Extracted records
--------

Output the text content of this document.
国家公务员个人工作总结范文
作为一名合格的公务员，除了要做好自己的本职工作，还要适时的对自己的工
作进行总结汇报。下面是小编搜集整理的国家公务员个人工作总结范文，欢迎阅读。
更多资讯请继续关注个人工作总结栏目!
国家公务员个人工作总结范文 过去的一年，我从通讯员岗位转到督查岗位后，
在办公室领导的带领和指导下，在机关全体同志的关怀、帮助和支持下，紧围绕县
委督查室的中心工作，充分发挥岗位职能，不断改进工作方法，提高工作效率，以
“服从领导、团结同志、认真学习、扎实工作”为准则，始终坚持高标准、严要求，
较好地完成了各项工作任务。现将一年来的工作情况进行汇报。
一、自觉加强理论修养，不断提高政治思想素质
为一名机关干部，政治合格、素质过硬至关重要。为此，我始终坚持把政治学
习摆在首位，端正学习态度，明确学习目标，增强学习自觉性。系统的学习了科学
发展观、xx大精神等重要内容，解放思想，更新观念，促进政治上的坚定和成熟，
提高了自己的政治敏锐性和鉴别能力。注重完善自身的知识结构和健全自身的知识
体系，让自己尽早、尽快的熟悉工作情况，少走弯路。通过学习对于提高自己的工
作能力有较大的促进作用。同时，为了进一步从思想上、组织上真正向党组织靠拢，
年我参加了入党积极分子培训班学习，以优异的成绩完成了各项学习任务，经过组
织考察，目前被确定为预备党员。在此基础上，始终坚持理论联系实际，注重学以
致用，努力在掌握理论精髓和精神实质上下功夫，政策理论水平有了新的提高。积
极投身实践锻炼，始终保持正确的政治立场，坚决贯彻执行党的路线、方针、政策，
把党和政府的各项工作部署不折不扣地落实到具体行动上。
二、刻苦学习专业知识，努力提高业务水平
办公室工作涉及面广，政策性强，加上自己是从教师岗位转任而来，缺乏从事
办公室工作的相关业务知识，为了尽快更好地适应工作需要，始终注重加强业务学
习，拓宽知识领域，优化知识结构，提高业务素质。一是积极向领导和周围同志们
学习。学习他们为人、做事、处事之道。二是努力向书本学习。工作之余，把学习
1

--------

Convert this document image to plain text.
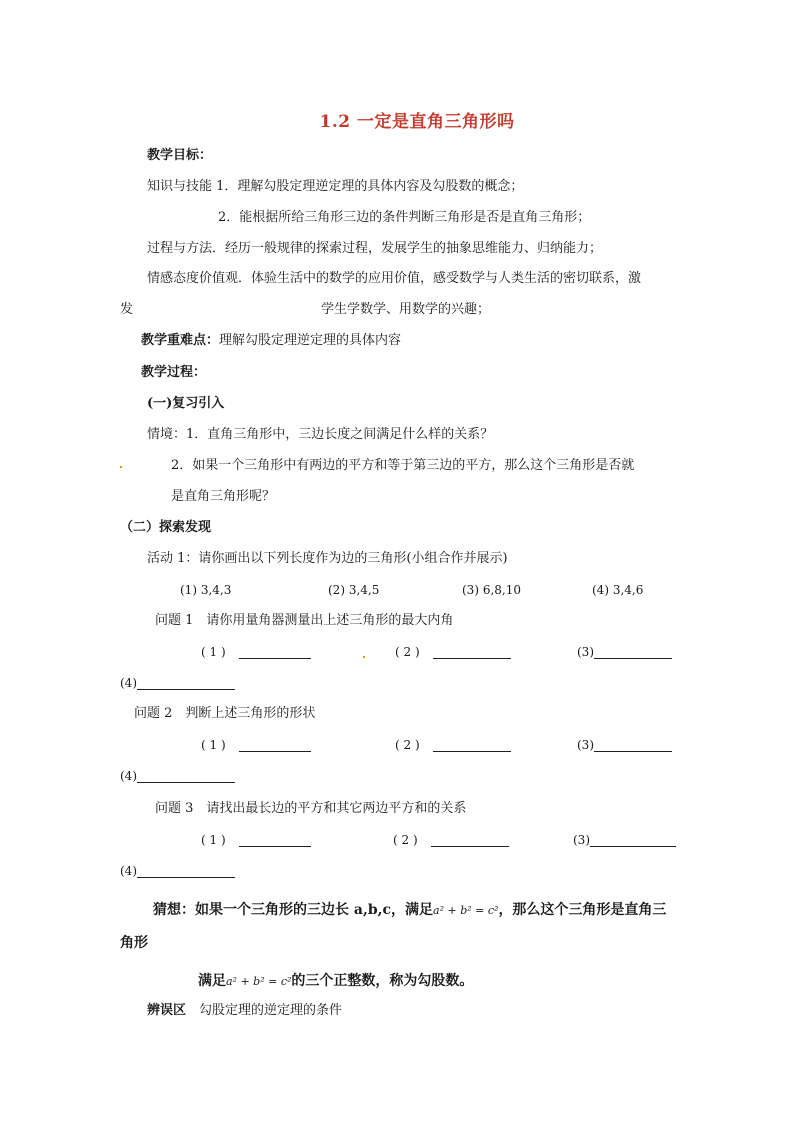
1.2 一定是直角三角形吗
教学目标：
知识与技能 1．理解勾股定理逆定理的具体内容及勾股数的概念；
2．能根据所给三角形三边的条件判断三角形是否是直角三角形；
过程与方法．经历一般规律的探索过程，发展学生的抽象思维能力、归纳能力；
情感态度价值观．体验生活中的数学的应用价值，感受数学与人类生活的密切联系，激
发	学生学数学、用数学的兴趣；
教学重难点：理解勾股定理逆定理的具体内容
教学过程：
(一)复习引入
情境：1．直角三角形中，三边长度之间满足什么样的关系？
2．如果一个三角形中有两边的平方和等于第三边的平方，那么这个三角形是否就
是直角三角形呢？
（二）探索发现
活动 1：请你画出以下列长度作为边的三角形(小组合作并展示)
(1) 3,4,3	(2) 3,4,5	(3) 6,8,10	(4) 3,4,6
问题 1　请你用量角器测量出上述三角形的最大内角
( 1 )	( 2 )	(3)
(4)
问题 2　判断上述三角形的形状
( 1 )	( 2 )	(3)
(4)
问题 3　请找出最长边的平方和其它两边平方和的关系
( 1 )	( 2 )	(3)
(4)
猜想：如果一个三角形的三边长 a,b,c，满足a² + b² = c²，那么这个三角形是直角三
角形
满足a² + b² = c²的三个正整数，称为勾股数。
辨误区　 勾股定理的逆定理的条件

--------

● **Work to be completed**: Scan the lines for the string "this". Pick out every line that has it.

● **The solution**:
Output the text content of this document.
Convert this document image to plain text.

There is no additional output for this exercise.